▼

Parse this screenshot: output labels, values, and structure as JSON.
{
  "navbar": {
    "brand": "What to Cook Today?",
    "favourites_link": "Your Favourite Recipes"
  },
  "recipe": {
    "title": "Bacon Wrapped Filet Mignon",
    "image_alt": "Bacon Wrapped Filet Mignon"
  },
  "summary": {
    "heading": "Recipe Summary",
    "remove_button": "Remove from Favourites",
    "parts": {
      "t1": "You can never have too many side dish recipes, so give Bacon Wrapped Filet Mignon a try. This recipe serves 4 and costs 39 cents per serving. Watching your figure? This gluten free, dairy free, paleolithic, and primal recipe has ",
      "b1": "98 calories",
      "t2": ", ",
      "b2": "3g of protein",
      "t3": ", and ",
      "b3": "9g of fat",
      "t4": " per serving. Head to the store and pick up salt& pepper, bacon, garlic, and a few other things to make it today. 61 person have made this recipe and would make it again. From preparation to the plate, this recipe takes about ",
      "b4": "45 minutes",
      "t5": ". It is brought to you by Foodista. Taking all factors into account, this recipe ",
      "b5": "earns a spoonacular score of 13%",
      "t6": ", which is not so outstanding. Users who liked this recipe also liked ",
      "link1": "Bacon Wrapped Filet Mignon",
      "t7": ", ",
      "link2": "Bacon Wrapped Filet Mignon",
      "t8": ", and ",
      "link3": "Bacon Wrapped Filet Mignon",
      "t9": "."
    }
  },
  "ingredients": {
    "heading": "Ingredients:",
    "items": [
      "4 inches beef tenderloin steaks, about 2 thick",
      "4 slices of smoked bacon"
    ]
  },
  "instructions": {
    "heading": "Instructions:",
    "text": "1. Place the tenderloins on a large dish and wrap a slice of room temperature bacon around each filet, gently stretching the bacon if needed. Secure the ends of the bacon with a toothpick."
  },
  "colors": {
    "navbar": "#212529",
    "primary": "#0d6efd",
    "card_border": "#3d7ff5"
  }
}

▲

_Task details:_ Each line above must be retyped exactly in the response.

_Expected answer:_
Parse this screenshot: output labels, values, and structure as JSON.
{
  "navbar": {
    "brand": "What to Cook Today?",
    "favourites_link": "Your Favourite Recipes"
  },
  "recipe": {
    "title": "Bacon Wrapped Filet Mignon",
    "image_alt": "Bacon Wrapped Filet Mignon"
  },
  "summary": {
    "heading": "Recipe Summary",
    "remove_button": "Remove from Favourites",
    "parts": {
      "t1": "You can never have too many side dish recipes, so give Bacon Wrapped Filet Mignon a try. This recipe serves 4 and costs 39 cents per serving. Watching your figure? This gluten free, dairy free, paleolithic, and primal recipe has ",
      "b1": "98 calories",
      "t2": ", ",
      "b2": "3g of protein",
      "t3": ", and ",
      "b3": "9g of fat",
      "t4": " per serving. Head to the store and pick up salt& pepper, bacon, garlic, and a few other things to make it today. 61 person have made this recipe and would make it again. From preparation to the plate, this recipe takes about ",
      "b4": "45 minutes",
      "t5": ". It is brought to you by Foodista. Taking all factors into account, this recipe ",
      "b5": "earns a spoonacular score of 13%",
      "t6": ", which is not so outstanding. Users who liked this recipe also liked ",
      "link1": "Bacon Wrapped Filet Mignon",
      "t7": ", ",
      "link2": "Bacon Wrapped Filet Mignon",
      "t8": ", and ",
      "link3": "Bacon Wrapped Filet Mignon",
      "t9": "."
    }
  },
  "ingredients": {
    "heading": "Ingredients:",
    "items": [
      "4 inches beef tenderloin steaks, about 2 thick",
      "4 slices of smoked bacon"
    ]
  },
  "instructions": {
    "heading": "Instructions:",
    "text": "1. Place the tenderloins on a large dish and wrap a slice of room temperature bacon around each filet, gently stretching the bacon if needed. Secure the ends of the bacon with a toothpick."
  },
  "colors": {
    "navbar": "#212529",
    "primary": "#0d6efd",
    "card_border": "#3d7ff5"
  }
}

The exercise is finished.